Among the entries, which lines carry the string "telegraph"? Copy each of them.

● Information provided:
◇ ◇ ◇ ◇ ◇

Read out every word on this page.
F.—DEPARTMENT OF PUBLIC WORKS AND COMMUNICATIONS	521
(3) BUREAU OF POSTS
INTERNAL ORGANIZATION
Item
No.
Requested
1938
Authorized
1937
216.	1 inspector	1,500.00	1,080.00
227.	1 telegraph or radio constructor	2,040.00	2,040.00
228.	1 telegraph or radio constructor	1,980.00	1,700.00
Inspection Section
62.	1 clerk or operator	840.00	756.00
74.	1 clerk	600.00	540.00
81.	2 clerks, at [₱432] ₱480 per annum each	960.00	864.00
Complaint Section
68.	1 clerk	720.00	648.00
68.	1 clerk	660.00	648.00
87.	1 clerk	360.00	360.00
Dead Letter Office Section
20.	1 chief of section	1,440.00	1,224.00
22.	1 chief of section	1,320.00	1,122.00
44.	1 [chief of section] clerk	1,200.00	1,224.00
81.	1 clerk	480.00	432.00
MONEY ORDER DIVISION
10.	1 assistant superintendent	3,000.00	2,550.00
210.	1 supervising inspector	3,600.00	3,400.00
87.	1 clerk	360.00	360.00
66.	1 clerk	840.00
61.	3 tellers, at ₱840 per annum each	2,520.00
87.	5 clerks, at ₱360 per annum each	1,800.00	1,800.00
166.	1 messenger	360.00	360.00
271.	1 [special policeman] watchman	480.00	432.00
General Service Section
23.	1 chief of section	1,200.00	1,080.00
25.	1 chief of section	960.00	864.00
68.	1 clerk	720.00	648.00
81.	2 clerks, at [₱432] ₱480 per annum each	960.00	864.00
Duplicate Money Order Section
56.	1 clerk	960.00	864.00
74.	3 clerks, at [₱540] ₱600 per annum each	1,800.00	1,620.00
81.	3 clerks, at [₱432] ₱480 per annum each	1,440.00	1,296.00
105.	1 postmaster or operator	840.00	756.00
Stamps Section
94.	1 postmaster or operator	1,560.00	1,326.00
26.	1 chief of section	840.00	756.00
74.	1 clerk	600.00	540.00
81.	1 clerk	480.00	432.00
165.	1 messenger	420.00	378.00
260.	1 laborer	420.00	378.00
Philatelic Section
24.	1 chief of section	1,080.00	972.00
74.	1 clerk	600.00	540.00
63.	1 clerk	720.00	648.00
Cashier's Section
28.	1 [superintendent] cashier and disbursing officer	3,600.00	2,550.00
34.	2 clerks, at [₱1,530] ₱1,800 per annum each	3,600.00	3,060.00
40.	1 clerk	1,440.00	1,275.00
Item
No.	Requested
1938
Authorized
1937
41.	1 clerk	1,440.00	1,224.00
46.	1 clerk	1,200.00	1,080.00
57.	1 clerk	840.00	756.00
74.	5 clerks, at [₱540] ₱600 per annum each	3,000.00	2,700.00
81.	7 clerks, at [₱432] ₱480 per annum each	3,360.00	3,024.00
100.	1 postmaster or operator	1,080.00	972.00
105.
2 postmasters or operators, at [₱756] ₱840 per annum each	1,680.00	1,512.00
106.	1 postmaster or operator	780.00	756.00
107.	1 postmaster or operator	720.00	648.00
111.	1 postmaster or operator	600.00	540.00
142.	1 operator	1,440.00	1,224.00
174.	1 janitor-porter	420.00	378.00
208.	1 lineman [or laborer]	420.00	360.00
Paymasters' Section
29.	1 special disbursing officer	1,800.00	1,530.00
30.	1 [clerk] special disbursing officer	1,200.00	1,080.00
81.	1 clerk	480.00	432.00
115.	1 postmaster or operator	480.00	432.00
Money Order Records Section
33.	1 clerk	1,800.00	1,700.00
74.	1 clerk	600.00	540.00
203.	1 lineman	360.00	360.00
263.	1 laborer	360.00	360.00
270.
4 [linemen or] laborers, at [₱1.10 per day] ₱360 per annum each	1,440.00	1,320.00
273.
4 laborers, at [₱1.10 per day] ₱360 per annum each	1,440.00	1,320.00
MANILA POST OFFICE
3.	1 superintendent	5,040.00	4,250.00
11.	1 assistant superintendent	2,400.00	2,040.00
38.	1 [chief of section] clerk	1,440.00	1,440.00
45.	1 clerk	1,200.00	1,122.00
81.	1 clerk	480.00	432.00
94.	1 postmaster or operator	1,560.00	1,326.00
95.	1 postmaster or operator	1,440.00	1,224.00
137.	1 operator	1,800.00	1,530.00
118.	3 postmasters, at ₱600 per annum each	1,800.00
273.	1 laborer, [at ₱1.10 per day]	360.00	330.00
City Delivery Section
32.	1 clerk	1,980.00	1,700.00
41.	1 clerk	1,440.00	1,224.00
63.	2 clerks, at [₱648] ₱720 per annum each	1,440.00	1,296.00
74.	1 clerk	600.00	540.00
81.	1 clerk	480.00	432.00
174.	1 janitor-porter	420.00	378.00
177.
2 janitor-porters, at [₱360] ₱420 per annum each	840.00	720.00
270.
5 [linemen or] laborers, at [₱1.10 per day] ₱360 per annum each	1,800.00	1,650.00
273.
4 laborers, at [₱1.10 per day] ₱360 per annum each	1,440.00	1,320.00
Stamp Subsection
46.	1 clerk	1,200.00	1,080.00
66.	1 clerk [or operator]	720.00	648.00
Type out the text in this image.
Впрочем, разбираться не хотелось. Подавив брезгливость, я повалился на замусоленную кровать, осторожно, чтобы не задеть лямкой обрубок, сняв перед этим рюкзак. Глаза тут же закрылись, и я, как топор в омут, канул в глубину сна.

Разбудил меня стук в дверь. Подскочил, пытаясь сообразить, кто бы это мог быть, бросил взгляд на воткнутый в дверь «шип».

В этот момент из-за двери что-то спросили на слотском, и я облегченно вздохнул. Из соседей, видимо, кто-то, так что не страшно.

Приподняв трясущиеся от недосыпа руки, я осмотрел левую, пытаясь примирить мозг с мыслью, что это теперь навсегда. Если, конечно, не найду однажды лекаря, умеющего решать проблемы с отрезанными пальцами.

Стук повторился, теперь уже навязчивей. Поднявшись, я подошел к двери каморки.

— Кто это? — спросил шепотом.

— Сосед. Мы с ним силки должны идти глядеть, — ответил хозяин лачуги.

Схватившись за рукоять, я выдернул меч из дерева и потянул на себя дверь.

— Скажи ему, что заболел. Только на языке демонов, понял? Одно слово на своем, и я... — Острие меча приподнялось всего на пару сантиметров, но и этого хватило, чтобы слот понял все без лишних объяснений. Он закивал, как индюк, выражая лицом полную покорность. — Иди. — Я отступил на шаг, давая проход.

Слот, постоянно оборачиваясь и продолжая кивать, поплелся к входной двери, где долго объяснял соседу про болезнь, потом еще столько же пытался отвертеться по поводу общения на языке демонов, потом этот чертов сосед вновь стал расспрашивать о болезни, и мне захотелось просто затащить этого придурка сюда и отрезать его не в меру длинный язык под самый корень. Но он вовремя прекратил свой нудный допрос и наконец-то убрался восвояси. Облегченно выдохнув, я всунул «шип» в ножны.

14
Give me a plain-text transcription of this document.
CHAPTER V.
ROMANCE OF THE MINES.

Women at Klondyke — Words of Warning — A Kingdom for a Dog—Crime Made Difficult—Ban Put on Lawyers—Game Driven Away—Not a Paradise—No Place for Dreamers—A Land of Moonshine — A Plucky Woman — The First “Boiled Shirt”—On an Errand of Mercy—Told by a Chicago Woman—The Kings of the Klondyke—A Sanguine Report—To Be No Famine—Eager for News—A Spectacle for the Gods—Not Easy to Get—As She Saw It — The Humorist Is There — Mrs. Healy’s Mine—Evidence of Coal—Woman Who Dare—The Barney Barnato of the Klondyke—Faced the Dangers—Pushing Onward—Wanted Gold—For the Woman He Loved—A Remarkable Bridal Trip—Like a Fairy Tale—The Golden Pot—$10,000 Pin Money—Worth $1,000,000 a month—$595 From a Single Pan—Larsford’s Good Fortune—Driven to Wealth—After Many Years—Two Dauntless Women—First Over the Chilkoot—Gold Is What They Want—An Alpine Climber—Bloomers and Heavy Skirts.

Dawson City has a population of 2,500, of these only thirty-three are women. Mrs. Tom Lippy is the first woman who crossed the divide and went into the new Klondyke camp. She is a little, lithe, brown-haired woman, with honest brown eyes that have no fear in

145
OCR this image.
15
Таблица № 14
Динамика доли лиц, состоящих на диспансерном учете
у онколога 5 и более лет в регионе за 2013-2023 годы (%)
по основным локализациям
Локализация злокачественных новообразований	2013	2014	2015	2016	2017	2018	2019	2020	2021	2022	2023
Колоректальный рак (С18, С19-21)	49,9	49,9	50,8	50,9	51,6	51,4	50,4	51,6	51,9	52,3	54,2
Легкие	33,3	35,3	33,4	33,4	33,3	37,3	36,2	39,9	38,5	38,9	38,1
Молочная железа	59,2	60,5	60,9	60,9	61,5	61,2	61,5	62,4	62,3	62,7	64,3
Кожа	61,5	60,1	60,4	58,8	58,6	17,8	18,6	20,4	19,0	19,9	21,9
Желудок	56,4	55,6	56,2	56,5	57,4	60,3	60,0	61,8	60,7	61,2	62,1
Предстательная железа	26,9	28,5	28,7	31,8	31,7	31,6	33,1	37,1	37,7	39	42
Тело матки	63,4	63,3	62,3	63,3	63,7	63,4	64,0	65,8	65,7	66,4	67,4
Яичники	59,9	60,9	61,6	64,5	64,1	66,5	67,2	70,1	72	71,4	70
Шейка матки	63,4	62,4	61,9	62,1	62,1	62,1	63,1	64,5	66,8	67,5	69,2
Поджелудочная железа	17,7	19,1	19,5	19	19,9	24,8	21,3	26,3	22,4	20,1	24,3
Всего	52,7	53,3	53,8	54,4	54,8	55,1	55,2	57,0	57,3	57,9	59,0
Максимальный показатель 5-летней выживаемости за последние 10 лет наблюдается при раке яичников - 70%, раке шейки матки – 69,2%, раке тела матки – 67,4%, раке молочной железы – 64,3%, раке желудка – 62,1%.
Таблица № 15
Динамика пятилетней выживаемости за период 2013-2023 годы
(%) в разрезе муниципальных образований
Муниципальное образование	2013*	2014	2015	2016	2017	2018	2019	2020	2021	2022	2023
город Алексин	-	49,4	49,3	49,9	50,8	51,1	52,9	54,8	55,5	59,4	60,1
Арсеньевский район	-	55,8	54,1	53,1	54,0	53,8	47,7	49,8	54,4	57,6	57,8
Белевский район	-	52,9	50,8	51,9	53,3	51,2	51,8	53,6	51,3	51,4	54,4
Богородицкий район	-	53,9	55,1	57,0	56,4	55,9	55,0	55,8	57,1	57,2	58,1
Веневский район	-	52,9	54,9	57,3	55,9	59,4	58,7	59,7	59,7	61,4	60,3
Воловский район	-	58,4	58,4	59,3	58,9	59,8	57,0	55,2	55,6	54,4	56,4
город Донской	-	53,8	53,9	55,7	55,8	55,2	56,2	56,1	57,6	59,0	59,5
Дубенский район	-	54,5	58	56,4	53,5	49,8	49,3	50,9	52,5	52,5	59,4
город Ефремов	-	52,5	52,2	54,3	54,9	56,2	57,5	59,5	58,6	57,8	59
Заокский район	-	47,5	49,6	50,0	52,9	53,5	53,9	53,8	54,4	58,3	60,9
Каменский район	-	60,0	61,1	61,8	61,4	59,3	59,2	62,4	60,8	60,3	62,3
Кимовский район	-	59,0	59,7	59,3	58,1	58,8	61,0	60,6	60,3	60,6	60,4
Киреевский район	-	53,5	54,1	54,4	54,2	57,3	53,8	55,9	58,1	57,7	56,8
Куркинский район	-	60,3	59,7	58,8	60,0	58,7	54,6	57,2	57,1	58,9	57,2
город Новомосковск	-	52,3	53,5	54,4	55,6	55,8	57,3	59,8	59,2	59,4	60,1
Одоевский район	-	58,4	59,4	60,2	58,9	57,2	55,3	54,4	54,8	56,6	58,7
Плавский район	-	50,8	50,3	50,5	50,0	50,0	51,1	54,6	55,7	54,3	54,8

◇ ◇ ◇ ◇ ◇

● Exercise solution:
227.	1 telegraph or radio constructor	2,040.00	2,040.00
228.	1 telegraph or radio constructor	1,980.00	1,700.00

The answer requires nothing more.